_PROBLEM STATEMENT:_ Output the data below in full, byte for byte. Nothing may differ.

-------- INPUT ROWS

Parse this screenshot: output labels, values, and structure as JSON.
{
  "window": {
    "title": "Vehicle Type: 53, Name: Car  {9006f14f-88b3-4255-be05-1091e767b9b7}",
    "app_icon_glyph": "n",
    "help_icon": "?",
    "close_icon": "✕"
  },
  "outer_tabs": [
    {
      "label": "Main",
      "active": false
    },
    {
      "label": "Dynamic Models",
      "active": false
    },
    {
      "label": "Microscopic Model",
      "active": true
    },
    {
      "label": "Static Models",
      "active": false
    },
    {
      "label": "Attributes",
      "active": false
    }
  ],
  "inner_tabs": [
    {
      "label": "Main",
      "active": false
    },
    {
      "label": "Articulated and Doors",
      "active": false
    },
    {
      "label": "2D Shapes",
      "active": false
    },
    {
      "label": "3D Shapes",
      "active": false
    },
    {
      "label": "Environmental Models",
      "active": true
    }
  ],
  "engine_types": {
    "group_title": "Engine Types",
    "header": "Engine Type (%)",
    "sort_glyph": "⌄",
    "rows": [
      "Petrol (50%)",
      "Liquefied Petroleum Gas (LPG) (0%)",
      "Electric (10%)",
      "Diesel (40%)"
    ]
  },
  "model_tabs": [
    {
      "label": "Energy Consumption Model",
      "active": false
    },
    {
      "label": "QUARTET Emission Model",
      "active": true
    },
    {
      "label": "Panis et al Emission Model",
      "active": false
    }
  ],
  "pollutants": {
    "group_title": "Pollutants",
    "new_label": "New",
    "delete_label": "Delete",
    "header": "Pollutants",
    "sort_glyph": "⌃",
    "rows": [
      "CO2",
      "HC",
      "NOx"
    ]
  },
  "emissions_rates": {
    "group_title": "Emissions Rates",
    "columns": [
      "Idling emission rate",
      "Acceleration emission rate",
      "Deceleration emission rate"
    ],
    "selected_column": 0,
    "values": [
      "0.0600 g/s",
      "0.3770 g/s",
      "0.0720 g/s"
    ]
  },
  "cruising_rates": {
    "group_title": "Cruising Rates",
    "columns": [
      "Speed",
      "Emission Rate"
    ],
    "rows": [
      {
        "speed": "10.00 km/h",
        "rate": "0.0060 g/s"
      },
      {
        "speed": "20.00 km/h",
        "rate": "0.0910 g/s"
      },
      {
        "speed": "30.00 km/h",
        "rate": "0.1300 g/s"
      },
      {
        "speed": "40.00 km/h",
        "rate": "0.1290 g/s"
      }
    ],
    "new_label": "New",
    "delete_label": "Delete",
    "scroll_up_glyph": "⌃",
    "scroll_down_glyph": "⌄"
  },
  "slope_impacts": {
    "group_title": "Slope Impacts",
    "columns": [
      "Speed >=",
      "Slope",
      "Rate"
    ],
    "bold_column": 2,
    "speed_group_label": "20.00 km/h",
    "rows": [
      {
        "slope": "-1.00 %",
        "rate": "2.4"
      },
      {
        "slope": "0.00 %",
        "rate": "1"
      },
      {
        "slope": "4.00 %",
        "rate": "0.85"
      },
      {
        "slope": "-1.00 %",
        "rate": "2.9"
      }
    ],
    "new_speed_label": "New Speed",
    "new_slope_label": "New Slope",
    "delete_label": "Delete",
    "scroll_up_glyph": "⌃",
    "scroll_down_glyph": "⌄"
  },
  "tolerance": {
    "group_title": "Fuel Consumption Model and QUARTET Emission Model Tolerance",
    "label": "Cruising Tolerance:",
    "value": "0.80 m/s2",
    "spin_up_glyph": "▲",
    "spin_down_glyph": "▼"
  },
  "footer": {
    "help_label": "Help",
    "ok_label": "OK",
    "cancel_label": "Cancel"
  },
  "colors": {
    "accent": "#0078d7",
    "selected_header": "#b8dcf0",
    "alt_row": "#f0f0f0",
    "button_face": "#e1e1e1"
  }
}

----------------

_TASK SOLUTION:_
Parse this screenshot: output labels, values, and structure as JSON.
{
  "window": {
    "title": "Vehicle Type: 53, Name: Car  {9006f14f-88b3-4255-be05-1091e767b9b7}",
    "app_icon_glyph": "n",
    "help_icon": "?",
    "close_icon": "✕"
  },
  "outer_tabs": [
    {
      "label": "Main",
      "active": false
    },
    {
      "label": "Dynamic Models",
      "active": false
    },
    {
      "label": "Microscopic Model",
      "active": true
    },
    {
      "label": "Static Models",
      "active": false
    },
    {
      "label": "Attributes",
      "active": false
    }
  ],
  "inner_tabs": [
    {
      "label": "Main",
      "active": false
    },
    {
      "label": "Articulated and Doors",
      "active": false
    },
    {
      "label": "2D Shapes",
      "active": false
    },
    {
      "label": "3D Shapes",
      "active": false
    },
    {
      "label": "Environmental Models",
      "active": true
    }
  ],
  "engine_types": {
    "group_title": "Engine Types",
    "header": "Engine Type (%)",
    "sort_glyph": "⌄",
    "rows": [
      "Petrol (50%)",
      "Liquefied Petroleum Gas (LPG) (0%)",
      "Electric (10%)",
      "Diesel (40%)"
    ]
  },
  "model_tabs": [
    {
      "label": "Energy Consumption Model",
      "active": false
    },
    {
      "label": "QUARTET Emission Model",
      "active": true
    },
    {
      "label": "Panis et al Emission Model",
      "active": false
    }
  ],
  "pollutants": {
    "group_title": "Pollutants",
    "new_label": "New",
    "delete_label": "Delete",
    "header": "Pollutants",
    "sort_glyph": "⌃",
    "rows": [
      "CO2",
      "HC",
      "NOx"
    ]
  },
  "emissions_rates": {
    "group_title": "Emissions Rates",
    "columns": [
      "Idling emission rate",
      "Acceleration emission rate",
      "Deceleration emission rate"
    ],
    "selected_column": 0,
    "values": [
      "0.0600 g/s",
      "0.3770 g/s",
      "0.0720 g/s"
    ]
  },
  "cruising_rates": {
    "group_title": "Cruising Rates",
    "columns": [
      "Speed",
      "Emission Rate"
    ],
    "rows": [
      {
        "speed": "10.00 km/h",
        "rate": "0.0060 g/s"
      },
      {
        "speed": "20.00 km/h",
        "rate": "0.0910 g/s"
      },
      {
        "speed": "30.00 km/h",
        "rate": "0.1300 g/s"
      },
      {
        "speed": "40.00 km/h",
        "rate": "0.1290 g/s"
      }
    ],
    "new_label": "New",
    "delete_label": "Delete",
    "scroll_up_glyph": "⌃",
    "scroll_down_glyph": "⌄"
  },
  "slope_impacts": {
    "group_title": "Slope Impacts",
    "columns": [
      "Speed >=",
      "Slope",
      "Rate"
    ],
    "bold_column": 2,
    "speed_group_label": "20.00 km/h",
    "rows": [
      {
        "slope": "-1.00 %",
        "rate": "2.4"
      },
      {
        "slope": "0.00 %",
        "rate": "1"
      },
      {
        "slope": "4.00 %",
        "rate": "0.85"
      },
      {
        "slope": "-1.00 %",
        "rate": "2.9"
      }
    ],
    "new_speed_label": "New Speed",
    "new_slope_label": "New Slope",
    "delete_label": "Delete",
    "scroll_up_glyph": "⌃",
    "scroll_down_glyph": "⌄"
  },
  "tolerance": {
    "group_title": "Fuel Consumption Model and QUARTET Emission Model Tolerance",
    "label": "Cruising Tolerance:",
    "value": "0.80 m/s2",
    "spin_up_glyph": "▲",
    "spin_down_glyph": "▼"
  },
  "footer": {
    "help_label": "Help",
    "ok_label": "OK",
    "cancel_label": "Cancel"
  },
  "colors": {
    "accent": "#0078d7",
    "selected_header": "#b8dcf0",
    "alt_row": "#f0f0f0",
    "button_face": "#e1e1e1"
  }
}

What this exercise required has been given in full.